** start Excerpt to read **
NYP op-ed disappears Bush's politicization of the Justice Department

In a New York Post op-ed, former Bush Justice Department official Kris Kobach accused the Obama Justice Department of pursuing a “weak” lawsuit against Arizona's controversial immigration law -- which Kobach helped draft -- for “purely political reasons,” in contrast to “past administrations.” In fact, the Bush Justice Department was found to be highly politicized, and legal experts agree that the Arizona law is “unconstitutional.”

New York Post: “Behind US v. Arizona: pure politics” -- unlike “past administrations”

Bush administration adviser Kobach claimed that Obama DOJ's decision to sue AZ over immigration law is “pure politics” and accused Obama administration of politicizing the Justice Department. In a July 12 editorial, Kobach -- former counsel and chief adviser to Bush Attorney General John Ashcroft and one of the drafters of the controversial Arizona immigration law -- accused the Obama administration of politicizing the Department of Justice, using as examples its decision to challenge the constitutionality of Arizona's immigration law and its decision to drop voter intimidation charges against some members of the New Black Panther Party. From the New York Post:

The Obama administration's lawsuit against the state of Arizona offers a revealing window into the Holder Justice Department. And the picture isn't pretty.

Consider what we learned when Secretary of State Hillary Clinton first let the cat out of the bag and told us about it during an interview in Ecuador. Clinton showed who was sitting in the driver's seat when it came to the Justice Department's decision: “President Obama has spoken out against the law because he thinks that the federal government should be determining immigration policy. And the Justice Department, under his direction, will be bringing a lawsuit against the act.”

The key words here are “under his direction.” In other words, the White House is calling the shots. The same political calculations that drove Obama to criticize the Arizona law in April also drove the filing of the suit. While that is fine for policy decisions in other executive departments, the litigation decisions of the Justice Department are different. Past administrations -- both Republican and Democratic -- have taken care to insulate these decisions from political forces.

The reasons for doing so are obvious.

The decision to file civil charges or to file a civil lawsuit should be based purely on the strength of the legal case against the defendant, not on politics. And when it comes to the Arizona law, the federal government's case is a weak one.

[...]

On top of that, the department's lawsuit was simply unnecessary. The ACLU and other organizations supporting open borders have already filed five suits, so the issue is being litigated.

This leads to the unavoidable suspicion that the White House ordered the Justice Department to file the suit for purely political reasons.

[...]

The lawsuit also shows that the Obama administration is devoting substantial department resources to stopping Arizona. The many lengthy filings suggest that many department attorneys are involved. Meanwhile, the flood of illegal-immigration crimes in the border states swells. When I served in the Ashcroft Justice Department in 2001-03, we were doing everything we could to reallocate department personnel and resources to fight those crimes and assist the border-state US Attorneys' office.

In contrast, the Obama administration is scaling back the prosecution of immigration cases and instead using those taxpayer-funded resources to stop a state that is trying to help. As long as politics are allowed to trump the law, such absurdities will only continue.
** end Excerpt to read **
** start Supplied data **
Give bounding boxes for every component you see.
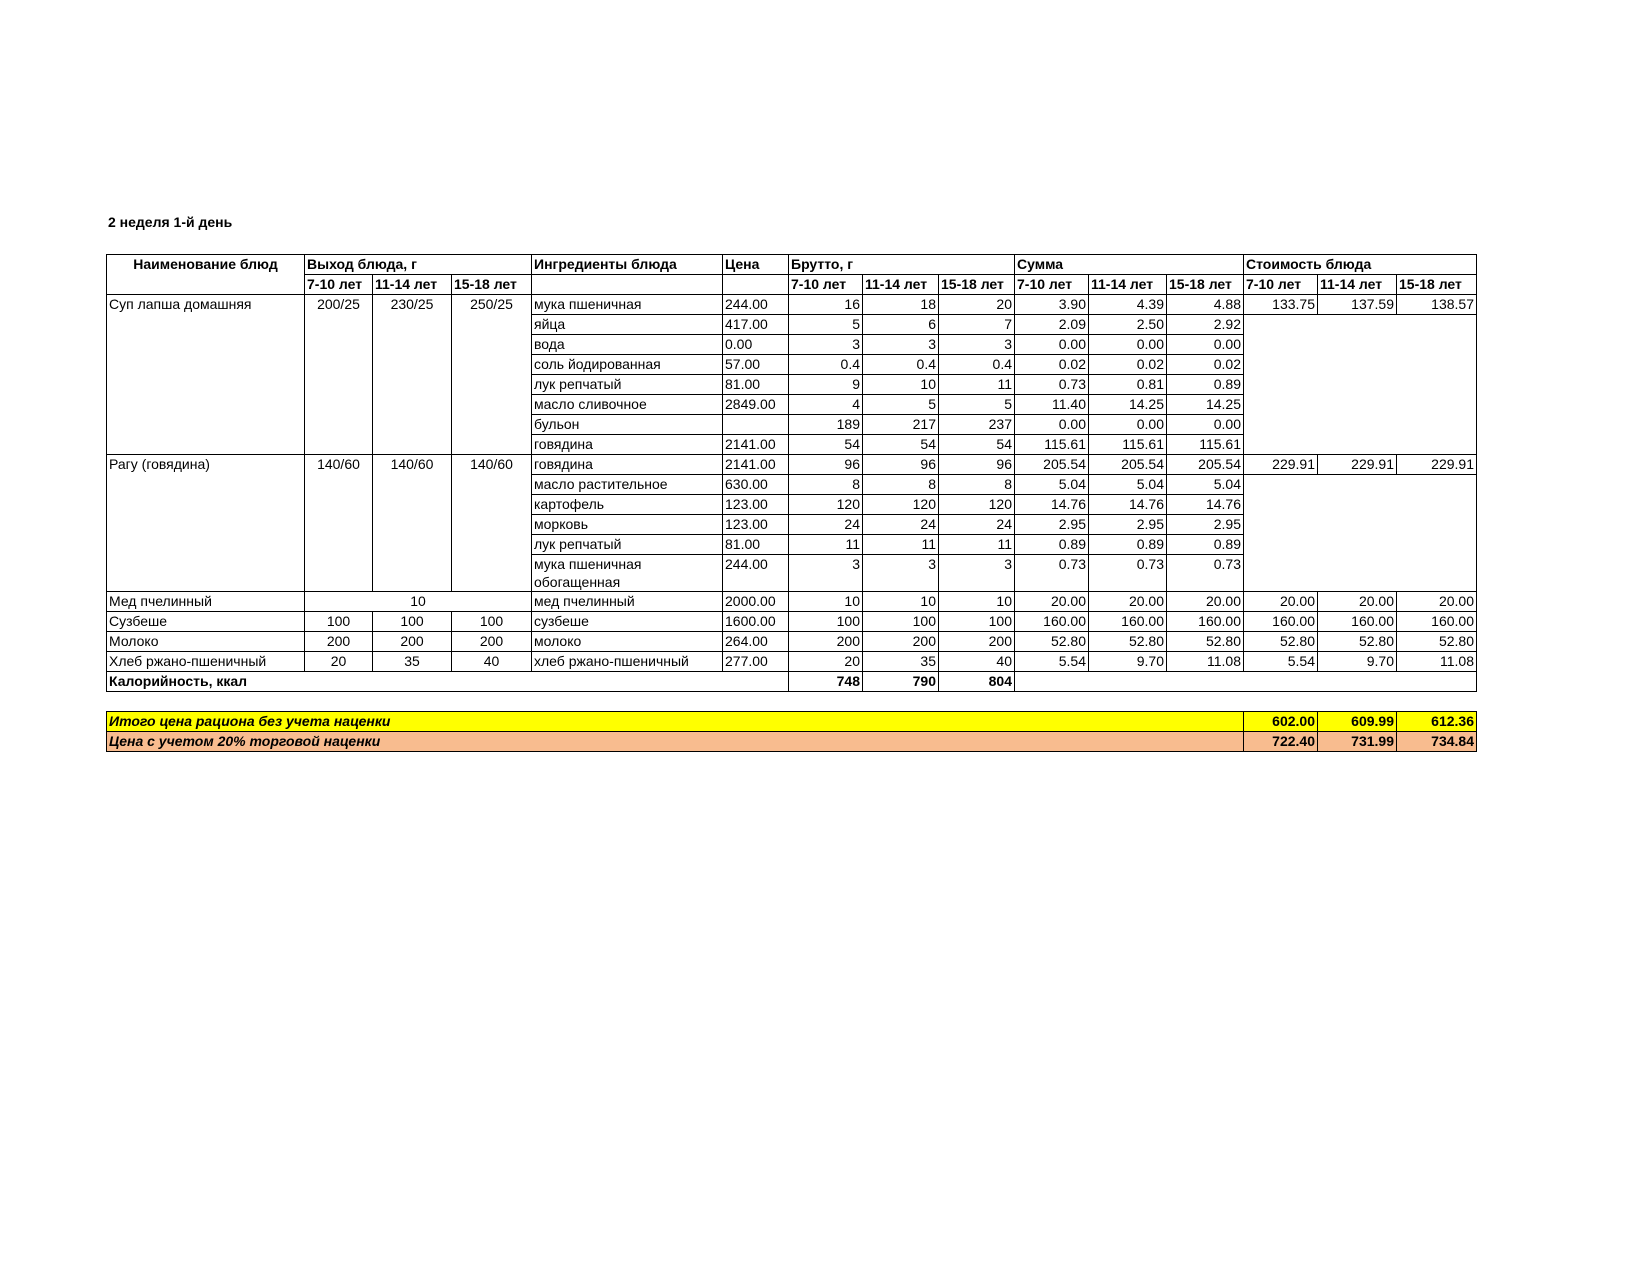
** end Supplied data **
#### Problem set:
(1) Summarize the article about Kris Kobach's op-ed in two sentences.
(2) List every person the article about Kris Kobach's op-ed names by surname.
(3) Extend the article about Kris Kobach's op-ed past its final sentence.

#### Answer set:
(1) In a New York Post op-ed, former Bush Justice Department official Kris Kobach, who helped draft Arizona's immigration law, accused the Obama Justice Department of suing over that law for purely political reasons, unlike past administrations. The article counters that the Bush Justice Department was found to be highly politicized and that legal experts agree the Arizona law is unconstitutional.

(2)
- Kobach
- Bush
- Obama
- Ashcroft
- Holder
- Clinton

(3)
But Bush DOJ was ripe with politicization

OIG and OPR found Bush DOJ officials' reasons for firing U.S. attorneys were “an unprecedented removal of a group of high-level Department officials.” The Offices of the Inspector General (OIG) and Professional Responsibility (OPR) conducted an investigation into the Bush administration's firing of nine U.S. Attorneys in 2006. The report by the OIG and OPR, which explored the Bush administration's “reasons for the removals of the U.S. Attorneys and whether they were removed for partisan political purposes,” found that the firings were “an unprecedented removal of a group of high-level Department officials.” The report concluded:

In sum, we believe that the process used to remove the nine U.S. Attorneys in 2006 was fundamentally flawed. While Presidential appointees can be removed for any reason or for no reason, as long as it is not an illegal or improper reason, Department officials publicly justified the removals as the result of an evaluation that sought to replace underperforming U.S. Attorneys. In fact, we determined that the process implemented largely by Kyle Sampson, Chief of Staff to the Attorney General, was unsystematic and arbitrary, with little oversight by the Attorney General, the Deputy Attorney General, or any other senior Department official. In choosing which U.S. Attorneys to remove, Sampson did not adequately consult with the Department officials most knowledgeable about their performance, or even examine formal evaluations of each U.S. Attorney's Office, despite his representations to the contrary.

[...]

The Department's removal of the U.S. Attorneys and the controversy it created severely damaged the credibility of the Department and raised doubts about the integrity of Department prosecutive decisions. We believe that this investigation, and final resolution of the issues raised in this report, can help restore confidence in the Department by fully describing the serious failures in the process used to remove the U.S. Attorneys and by providing lessons for the Department in how to avoid such failures in the future.

The report also expressed concerns that the offices “were not able to fully investigate” the “most serious allegation” that the removal of David Iglesias, the U.S. Attorney for New Mexico, occurred in order “to influence voter fraud and public corruption prosecutions” due to the unwillingness of many Bush administration officials to testify, including “Karl Rove, Harriet Miers, and William Kelley.”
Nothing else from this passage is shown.